[start of Working data]

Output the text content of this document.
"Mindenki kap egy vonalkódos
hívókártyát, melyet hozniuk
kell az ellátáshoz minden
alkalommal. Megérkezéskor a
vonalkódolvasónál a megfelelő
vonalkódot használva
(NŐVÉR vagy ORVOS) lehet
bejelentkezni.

[end of Working data]

● **Problem description**: Quote all of the entries exactly as they appear.

● **Response to this exercise**:
Output the text content of this document.
"Mindenki kap egy vonalkódos
hívókártyát, melyet hozniuk
kell az ellátáshoz minden
alkalommal. Megérkezéskor a
vonalkódolvasónál a megfelelő
vonalkódot használva
(NŐVÉR vagy ORVOS) lehet
bejelentkezni.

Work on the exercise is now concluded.